-- BEGIN --

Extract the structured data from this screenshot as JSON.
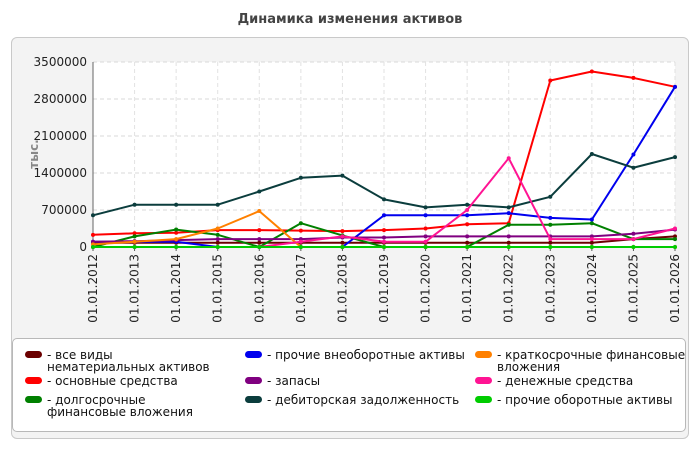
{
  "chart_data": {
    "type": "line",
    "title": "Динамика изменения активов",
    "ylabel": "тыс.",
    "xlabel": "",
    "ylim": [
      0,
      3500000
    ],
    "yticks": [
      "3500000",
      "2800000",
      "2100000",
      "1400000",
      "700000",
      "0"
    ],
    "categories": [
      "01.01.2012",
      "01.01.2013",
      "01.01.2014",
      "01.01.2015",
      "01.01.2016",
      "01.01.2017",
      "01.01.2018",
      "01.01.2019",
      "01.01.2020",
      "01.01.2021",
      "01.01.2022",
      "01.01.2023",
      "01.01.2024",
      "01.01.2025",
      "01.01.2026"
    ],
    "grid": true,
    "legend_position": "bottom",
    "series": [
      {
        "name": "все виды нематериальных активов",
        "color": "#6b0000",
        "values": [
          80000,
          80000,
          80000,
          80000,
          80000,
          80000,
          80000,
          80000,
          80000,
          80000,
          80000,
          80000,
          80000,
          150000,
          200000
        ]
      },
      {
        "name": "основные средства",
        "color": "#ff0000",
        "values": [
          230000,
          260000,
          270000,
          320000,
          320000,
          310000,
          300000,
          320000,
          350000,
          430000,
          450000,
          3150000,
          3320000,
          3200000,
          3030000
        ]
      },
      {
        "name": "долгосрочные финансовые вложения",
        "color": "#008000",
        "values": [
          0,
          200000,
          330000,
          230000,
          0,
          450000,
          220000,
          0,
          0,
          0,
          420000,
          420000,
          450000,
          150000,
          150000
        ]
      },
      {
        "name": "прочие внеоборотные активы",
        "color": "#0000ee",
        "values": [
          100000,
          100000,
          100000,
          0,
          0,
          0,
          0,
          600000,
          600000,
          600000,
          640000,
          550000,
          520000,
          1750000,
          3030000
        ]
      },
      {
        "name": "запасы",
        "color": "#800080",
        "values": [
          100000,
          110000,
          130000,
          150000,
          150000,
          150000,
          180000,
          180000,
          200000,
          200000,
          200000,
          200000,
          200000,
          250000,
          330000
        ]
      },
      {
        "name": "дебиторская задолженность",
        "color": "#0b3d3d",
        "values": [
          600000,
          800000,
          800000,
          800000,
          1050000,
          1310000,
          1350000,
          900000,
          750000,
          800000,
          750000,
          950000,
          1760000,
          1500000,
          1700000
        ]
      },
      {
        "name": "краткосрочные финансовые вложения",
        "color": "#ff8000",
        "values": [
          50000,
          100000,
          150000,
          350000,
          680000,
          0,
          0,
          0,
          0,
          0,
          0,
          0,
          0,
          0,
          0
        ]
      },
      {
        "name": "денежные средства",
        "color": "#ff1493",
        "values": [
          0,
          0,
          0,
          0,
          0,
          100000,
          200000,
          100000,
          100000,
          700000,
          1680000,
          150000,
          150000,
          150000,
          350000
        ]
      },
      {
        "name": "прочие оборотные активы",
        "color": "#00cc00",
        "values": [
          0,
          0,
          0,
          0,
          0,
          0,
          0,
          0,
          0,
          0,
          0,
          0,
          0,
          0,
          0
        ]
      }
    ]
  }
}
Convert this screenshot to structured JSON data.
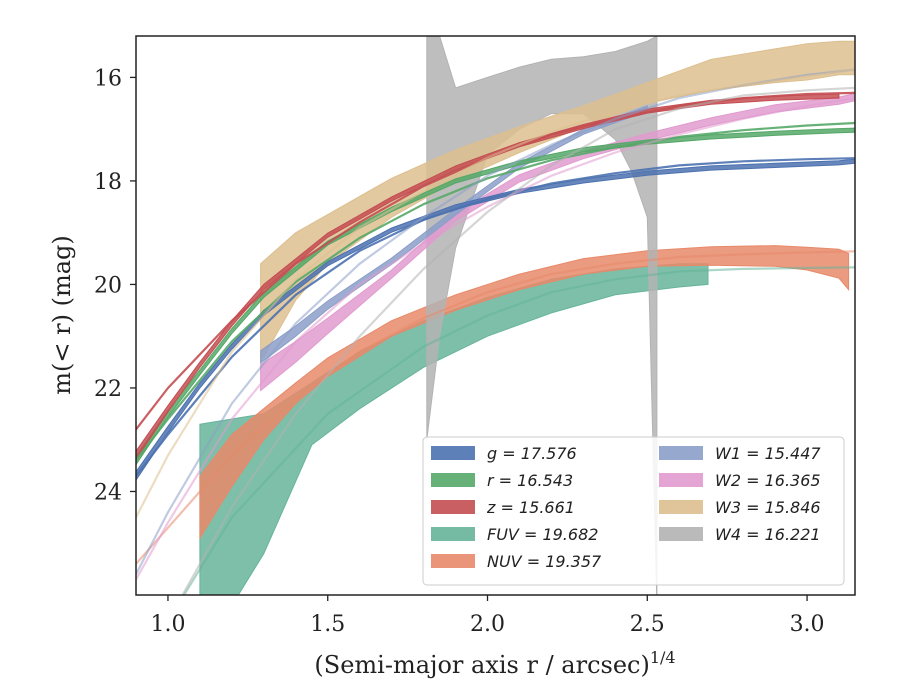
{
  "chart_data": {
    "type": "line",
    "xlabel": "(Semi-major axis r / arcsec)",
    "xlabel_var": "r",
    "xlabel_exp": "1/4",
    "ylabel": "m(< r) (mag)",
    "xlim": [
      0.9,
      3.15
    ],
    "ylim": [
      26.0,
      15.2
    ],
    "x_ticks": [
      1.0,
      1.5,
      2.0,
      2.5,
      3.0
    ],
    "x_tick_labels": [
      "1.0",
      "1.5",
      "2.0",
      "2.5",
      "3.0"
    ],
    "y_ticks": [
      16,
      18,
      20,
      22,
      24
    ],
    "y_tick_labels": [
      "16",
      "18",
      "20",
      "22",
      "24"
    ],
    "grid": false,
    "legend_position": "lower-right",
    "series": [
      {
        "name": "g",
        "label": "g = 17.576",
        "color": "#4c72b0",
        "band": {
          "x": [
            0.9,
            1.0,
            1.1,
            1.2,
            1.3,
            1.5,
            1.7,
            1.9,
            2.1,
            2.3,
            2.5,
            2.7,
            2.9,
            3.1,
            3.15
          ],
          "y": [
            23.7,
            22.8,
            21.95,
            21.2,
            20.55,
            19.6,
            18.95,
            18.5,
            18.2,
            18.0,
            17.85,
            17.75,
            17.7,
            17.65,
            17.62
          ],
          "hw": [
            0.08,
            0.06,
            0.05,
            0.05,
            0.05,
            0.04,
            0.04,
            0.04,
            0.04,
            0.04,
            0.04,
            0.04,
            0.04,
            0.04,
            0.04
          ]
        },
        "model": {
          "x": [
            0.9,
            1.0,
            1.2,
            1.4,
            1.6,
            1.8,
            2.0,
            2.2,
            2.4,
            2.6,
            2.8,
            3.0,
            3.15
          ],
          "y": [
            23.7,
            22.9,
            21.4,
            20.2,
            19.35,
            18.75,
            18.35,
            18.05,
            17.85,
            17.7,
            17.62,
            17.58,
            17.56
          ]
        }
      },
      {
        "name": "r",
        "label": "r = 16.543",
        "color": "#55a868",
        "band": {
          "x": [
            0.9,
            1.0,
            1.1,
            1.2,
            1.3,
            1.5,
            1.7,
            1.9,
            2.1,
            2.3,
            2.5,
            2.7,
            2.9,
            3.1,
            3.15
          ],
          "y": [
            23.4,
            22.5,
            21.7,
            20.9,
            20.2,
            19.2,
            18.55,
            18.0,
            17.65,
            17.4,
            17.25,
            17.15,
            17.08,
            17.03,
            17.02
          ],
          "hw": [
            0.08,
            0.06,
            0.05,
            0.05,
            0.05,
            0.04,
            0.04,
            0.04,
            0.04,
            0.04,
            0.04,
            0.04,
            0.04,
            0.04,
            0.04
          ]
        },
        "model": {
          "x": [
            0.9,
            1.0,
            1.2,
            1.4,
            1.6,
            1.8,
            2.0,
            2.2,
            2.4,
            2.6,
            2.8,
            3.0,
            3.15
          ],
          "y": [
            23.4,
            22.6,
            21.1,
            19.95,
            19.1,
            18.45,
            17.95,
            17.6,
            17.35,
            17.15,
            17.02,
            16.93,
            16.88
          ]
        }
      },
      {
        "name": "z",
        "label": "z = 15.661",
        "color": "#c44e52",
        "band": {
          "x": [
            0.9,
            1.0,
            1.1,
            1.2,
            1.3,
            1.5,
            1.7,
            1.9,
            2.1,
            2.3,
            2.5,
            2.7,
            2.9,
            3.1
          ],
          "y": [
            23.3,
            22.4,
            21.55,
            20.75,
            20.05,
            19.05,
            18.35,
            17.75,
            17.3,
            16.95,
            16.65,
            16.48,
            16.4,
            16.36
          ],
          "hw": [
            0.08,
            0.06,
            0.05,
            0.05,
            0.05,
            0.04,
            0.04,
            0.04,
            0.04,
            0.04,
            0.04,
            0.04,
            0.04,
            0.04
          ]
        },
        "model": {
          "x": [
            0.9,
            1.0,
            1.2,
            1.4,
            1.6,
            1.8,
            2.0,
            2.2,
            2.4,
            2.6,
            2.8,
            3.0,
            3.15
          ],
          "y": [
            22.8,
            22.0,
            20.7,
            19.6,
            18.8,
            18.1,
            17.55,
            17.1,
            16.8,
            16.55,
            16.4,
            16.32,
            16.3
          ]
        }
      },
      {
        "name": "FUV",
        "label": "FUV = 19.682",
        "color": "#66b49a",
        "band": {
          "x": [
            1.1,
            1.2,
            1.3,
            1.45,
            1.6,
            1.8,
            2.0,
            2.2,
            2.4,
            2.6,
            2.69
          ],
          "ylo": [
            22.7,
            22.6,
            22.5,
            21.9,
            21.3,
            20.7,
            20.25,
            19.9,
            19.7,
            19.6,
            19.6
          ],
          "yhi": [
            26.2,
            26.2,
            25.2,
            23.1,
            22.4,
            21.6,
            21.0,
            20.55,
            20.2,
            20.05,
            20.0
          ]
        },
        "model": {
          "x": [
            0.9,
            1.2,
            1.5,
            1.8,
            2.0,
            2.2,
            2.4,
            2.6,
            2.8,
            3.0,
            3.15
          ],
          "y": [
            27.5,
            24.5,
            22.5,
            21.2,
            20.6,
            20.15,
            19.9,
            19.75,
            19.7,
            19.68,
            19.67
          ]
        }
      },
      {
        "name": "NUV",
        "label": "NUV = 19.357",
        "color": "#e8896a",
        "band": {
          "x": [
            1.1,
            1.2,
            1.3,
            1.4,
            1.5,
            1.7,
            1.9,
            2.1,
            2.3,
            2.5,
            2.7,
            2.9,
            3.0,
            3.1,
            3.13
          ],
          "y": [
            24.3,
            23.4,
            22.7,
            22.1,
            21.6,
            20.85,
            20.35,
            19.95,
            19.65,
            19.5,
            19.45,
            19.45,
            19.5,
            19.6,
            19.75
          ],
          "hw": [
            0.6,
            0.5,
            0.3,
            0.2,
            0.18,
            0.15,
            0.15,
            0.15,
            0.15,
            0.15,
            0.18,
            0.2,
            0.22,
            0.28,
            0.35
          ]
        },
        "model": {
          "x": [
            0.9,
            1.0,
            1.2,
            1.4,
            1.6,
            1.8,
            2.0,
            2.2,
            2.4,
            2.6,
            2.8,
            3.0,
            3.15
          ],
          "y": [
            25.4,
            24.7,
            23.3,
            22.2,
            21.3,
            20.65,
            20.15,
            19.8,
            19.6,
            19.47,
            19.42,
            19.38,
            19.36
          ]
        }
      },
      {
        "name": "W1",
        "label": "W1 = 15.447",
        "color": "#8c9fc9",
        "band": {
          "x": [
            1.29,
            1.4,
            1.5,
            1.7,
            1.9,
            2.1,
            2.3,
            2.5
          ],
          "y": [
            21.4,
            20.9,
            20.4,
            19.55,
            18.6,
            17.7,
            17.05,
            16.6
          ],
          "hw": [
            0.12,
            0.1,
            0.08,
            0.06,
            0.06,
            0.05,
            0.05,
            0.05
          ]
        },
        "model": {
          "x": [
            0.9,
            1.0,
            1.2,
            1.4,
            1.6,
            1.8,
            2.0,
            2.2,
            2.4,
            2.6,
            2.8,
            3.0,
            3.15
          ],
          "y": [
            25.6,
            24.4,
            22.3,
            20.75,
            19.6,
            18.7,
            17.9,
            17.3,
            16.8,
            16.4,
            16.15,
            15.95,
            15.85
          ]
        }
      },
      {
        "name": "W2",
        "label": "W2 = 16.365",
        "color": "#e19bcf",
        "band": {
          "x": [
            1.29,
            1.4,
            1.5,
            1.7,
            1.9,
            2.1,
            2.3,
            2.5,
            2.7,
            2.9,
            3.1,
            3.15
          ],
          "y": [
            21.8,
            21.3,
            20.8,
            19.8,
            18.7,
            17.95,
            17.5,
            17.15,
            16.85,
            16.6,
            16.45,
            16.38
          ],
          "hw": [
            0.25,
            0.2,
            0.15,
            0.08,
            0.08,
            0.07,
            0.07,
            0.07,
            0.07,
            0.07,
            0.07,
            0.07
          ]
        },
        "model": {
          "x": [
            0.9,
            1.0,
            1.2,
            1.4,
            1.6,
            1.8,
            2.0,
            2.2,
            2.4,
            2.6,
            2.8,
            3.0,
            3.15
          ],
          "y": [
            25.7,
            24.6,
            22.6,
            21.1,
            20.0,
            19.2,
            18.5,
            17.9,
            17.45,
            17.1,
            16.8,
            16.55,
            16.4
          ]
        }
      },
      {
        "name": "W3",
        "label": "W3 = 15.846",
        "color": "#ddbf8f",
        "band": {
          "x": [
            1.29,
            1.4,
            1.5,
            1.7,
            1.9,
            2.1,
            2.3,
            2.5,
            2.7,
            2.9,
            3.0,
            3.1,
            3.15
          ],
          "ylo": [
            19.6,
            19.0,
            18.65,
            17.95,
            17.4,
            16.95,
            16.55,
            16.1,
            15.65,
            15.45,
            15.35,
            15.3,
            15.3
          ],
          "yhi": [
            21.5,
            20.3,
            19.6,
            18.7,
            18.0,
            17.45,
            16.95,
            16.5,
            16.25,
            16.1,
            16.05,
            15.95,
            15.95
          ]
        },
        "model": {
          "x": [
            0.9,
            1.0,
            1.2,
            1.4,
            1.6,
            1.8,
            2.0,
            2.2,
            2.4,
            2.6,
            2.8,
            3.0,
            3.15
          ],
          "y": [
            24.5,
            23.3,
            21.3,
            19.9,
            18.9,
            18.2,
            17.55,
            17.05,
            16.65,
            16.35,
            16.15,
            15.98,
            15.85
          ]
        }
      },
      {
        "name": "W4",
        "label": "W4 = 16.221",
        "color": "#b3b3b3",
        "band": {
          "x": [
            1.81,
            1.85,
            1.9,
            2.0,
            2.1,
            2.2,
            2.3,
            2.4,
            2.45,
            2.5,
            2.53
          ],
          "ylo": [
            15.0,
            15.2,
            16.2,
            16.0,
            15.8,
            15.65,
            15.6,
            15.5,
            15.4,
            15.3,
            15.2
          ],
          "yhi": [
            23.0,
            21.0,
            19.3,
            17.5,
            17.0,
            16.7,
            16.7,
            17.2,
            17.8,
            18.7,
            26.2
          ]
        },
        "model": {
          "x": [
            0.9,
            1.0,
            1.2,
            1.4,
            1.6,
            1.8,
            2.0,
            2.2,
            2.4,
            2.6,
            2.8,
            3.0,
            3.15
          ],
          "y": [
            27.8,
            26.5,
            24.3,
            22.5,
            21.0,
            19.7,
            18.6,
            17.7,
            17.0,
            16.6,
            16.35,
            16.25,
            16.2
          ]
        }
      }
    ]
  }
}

-- END --

TO BE DONE ▸
Report the number of lines of the listing above that hold the string "this", with no other text.

EXERCISE OUTPUT ▸
2